● **EXERCISE BRIEF**
Your task is to repeat the entries exactly. Leave the pictures out.

● **MATERIALS PROVIDED**
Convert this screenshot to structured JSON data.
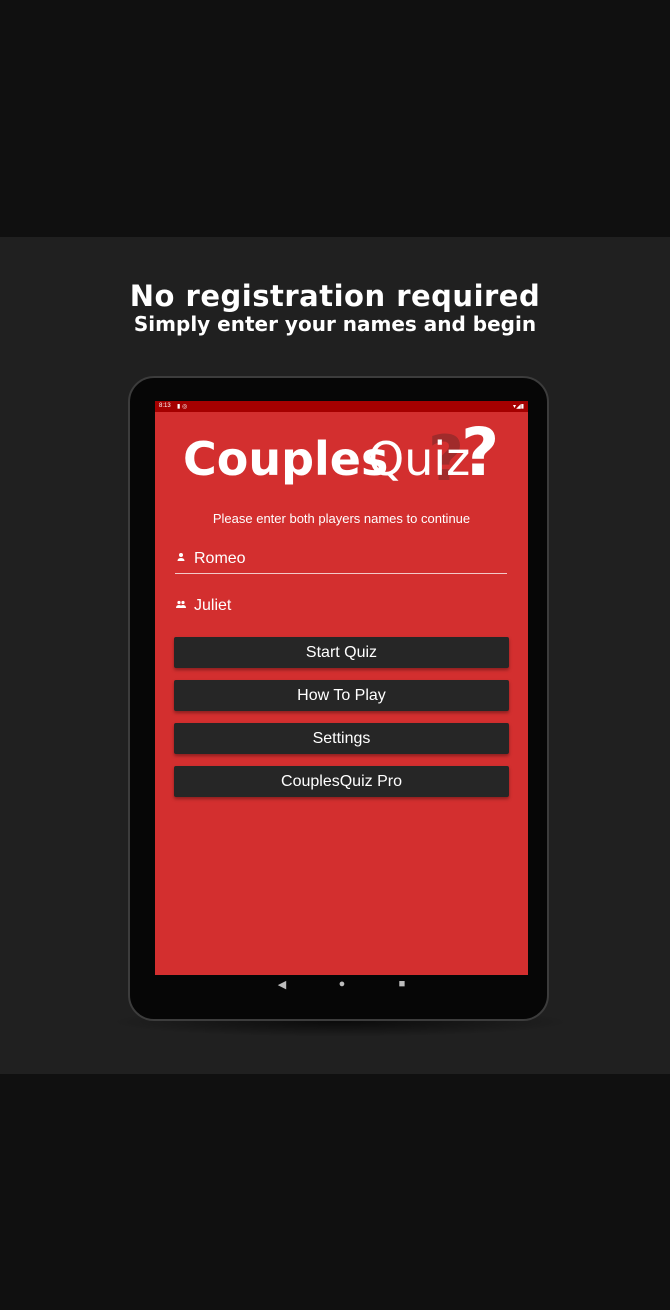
{
  "promo": {
    "headline": "No registration required",
    "subline": "Simply enter your names and begin"
  },
  "status_bar": {
    "time": "8:13",
    "left_icons": [
      "sim-card-icon",
      "notification-icon"
    ],
    "right_icons": [
      "wifi-icon",
      "signal-icon",
      "battery-icon"
    ]
  },
  "app": {
    "logo_part1": "Couples",
    "logo_part2": "Quiz",
    "logo_qmark": "?",
    "instruction": "Please enter both players names to continue",
    "player1": {
      "value": "Romeo",
      "icon": "person-icon"
    },
    "player2": {
      "value": "Juliet",
      "icon": "people-icon"
    },
    "buttons": {
      "start": "Start Quiz",
      "how_to_play": "How To Play",
      "settings": "Settings",
      "pro": "CouplesQuiz Pro"
    }
  },
  "nav_bar": {
    "back": "◀",
    "home": "●",
    "recent": "■"
  },
  "colors": {
    "app_background": "#d32f2f",
    "status_bar": "#a50000",
    "button_background": "#262626",
    "page_background": "#101010",
    "promo_background": "#202020"
  }
}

● **CORRECT ANSWER**
Convert this screenshot to structured JSON data.
{
  "promo": {
    "headline": "No registration required",
    "subline": "Simply enter your names and begin"
  },
  "status_bar": {
    "time": "8:13",
    "left_icons": [
      "sim-card-icon",
      "notification-icon"
    ],
    "right_icons": [
      "wifi-icon",
      "signal-icon",
      "battery-icon"
    ]
  },
  "app": {
    "logo_part1": "Couples",
    "logo_part2": "Quiz",
    "logo_qmark": "?",
    "instruction": "Please enter both players names to continue",
    "player1": {
      "value": "Romeo",
      "icon": "person-icon"
    },
    "player2": {
      "value": "Juliet",
      "icon": "people-icon"
    },
    "buttons": {
      "start": "Start Quiz",
      "how_to_play": "How To Play",
      "settings": "Settings",
      "pro": "CouplesQuiz Pro"
    }
  },
  "nav_bar": {
    "back": "◀",
    "home": "●",
    "recent": "■"
  },
  "colors": {
    "app_background": "#d32f2f",
    "status_bar": "#a50000",
    "button_background": "#262626",
    "page_background": "#101010",
    "promo_background": "#202020"
  }
}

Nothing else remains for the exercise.